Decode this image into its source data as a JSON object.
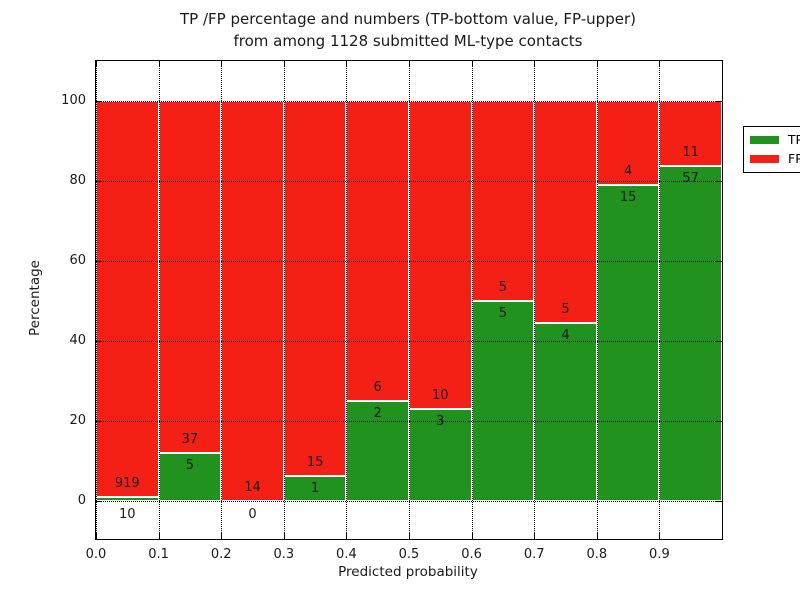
{
  "chart_data": {
    "type": "bar",
    "stacked": true,
    "title_line1": "TP /FP percentage and numbers (TP-bottom value, FP-upper)",
    "title_line2": "from among 1128 submitted ML-type contacts",
    "xlabel": "Predicted probability",
    "ylabel": "Percentage",
    "x_ticks": [
      "0.0",
      "0.1",
      "0.2",
      "0.3",
      "0.4",
      "0.5",
      "0.6",
      "0.7",
      "0.8",
      "0.9"
    ],
    "y_ticks": [
      0,
      20,
      40,
      60,
      80,
      100
    ],
    "xlim": [
      0.0,
      1.0
    ],
    "ylim": [
      -9.5,
      110
    ],
    "grid": true,
    "legend_position": "upper right",
    "legend": [
      {
        "label": "TP",
        "color": "#22921e"
      },
      {
        "label": "FP",
        "color": "#f52015"
      }
    ],
    "total_contacts": 1128,
    "bars": [
      {
        "x_start": 0.0,
        "x_end": 0.1,
        "tp": 10,
        "fp": 919
      },
      {
        "x_start": 0.1,
        "x_end": 0.2,
        "tp": 5,
        "fp": 37
      },
      {
        "x_start": 0.2,
        "x_end": 0.3,
        "tp": 0,
        "fp": 14
      },
      {
        "x_start": 0.3,
        "x_end": 0.4,
        "tp": 1,
        "fp": 15
      },
      {
        "x_start": 0.4,
        "x_end": 0.5,
        "tp": 2,
        "fp": 6
      },
      {
        "x_start": 0.5,
        "x_end": 0.6,
        "tp": 3,
        "fp": 10
      },
      {
        "x_start": 0.6,
        "x_end": 0.7,
        "tp": 5,
        "fp": 5
      },
      {
        "x_start": 0.7,
        "x_end": 0.8,
        "tp": 4,
        "fp": 5
      },
      {
        "x_start": 0.8,
        "x_end": 0.9,
        "tp": 15,
        "fp": 4
      },
      {
        "x_start": 0.9,
        "x_end": 1.0,
        "tp": 57,
        "fp": 11
      }
    ],
    "colors": {
      "tp": "#22921e",
      "fp": "#f52015",
      "grid": "#000000",
      "bar_edge": "#ffffff",
      "text": "#1a1a1a"
    }
  }
}
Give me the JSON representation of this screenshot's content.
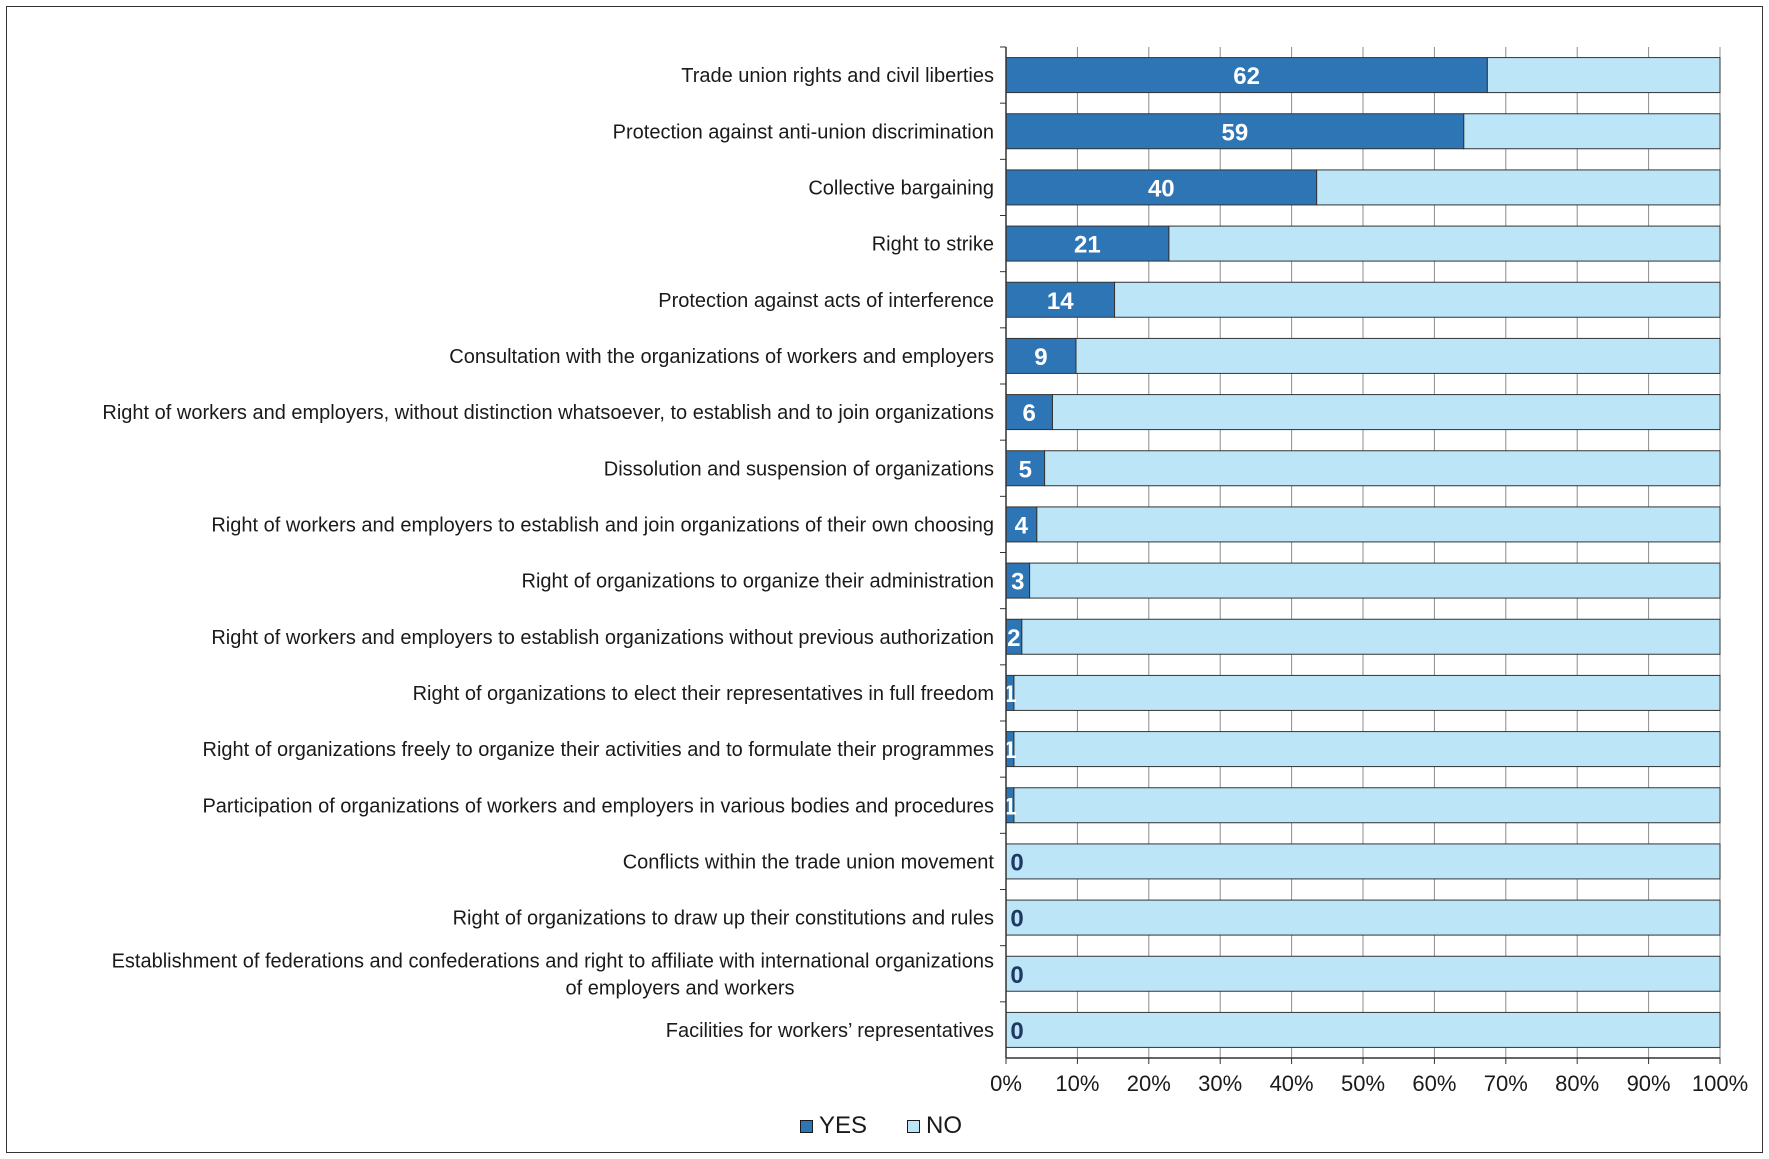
{
  "chart_data": {
    "type": "bar",
    "orientation": "horizontal",
    "stacked": "percent",
    "title": "",
    "xlabel": "",
    "ylabel": "",
    "xlim": [
      0,
      100
    ],
    "x_ticks": [
      "0%",
      "10%",
      "20%",
      "30%",
      "40%",
      "50%",
      "60%",
      "70%",
      "80%",
      "90%",
      "100%"
    ],
    "grid": "vertical gridlines",
    "legend_position": "bottom-center",
    "categories": [
      [
        "Trade union rights and civil liberties"
      ],
      [
        "Protection against anti-union discrimination"
      ],
      [
        "Collective bargaining"
      ],
      [
        "Right to strike"
      ],
      [
        "Protection against acts of interference"
      ],
      [
        "Consultation with the organizations of workers and employers"
      ],
      [
        "Right of workers and employers, without distinction whatsoever, to establish and to join organizations"
      ],
      [
        "Dissolution and suspension of organizations"
      ],
      [
        "Right of workers and employers to establish and join organizations of their own choosing"
      ],
      [
        "Right of organizations to organize their administration"
      ],
      [
        "Right of workers and employers to establish organizations without previous authorization"
      ],
      [
        "Right of organizations to elect their representatives in full freedom"
      ],
      [
        "Right of organizations freely to organize their activities and to formulate their programmes"
      ],
      [
        "Participation of organizations of workers and employers in various bodies and procedures"
      ],
      [
        "Conflicts within the trade union movement"
      ],
      [
        "Right of organizations to draw up their constitutions and rules"
      ],
      [
        "Establishment of federations and confederations and right to affiliate with international organizations",
        "of employers and workers"
      ],
      [
        "Facilities for workers’ representatives"
      ]
    ],
    "series": [
      {
        "name": "YES",
        "color": "#2e75b6",
        "label_color_inside": "#ffffff",
        "label_color_zero": "#1f3864",
        "values": [
          62,
          59,
          40,
          21,
          14,
          9,
          6,
          5,
          4,
          3,
          2,
          1,
          1,
          1,
          0,
          0,
          0,
          0
        ],
        "percent": [
          67.4,
          64.1,
          43.5,
          22.8,
          15.2,
          9.8,
          6.5,
          5.4,
          4.3,
          3.3,
          2.2,
          1.1,
          1.1,
          1.1,
          0,
          0,
          0,
          0
        ]
      },
      {
        "name": "NO",
        "color": "#bde5f8",
        "values": [
          30,
          33,
          52,
          71,
          78,
          83,
          86,
          87,
          88,
          89,
          90,
          91,
          91,
          91,
          92,
          92,
          92,
          92
        ]
      }
    ]
  }
}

▬▬▬▬▬▬

[EXERCISE GOAL]: Count the lines in the material above where the string "grid" appears, then state only that count.

[REPLY TO THE TASK]: 3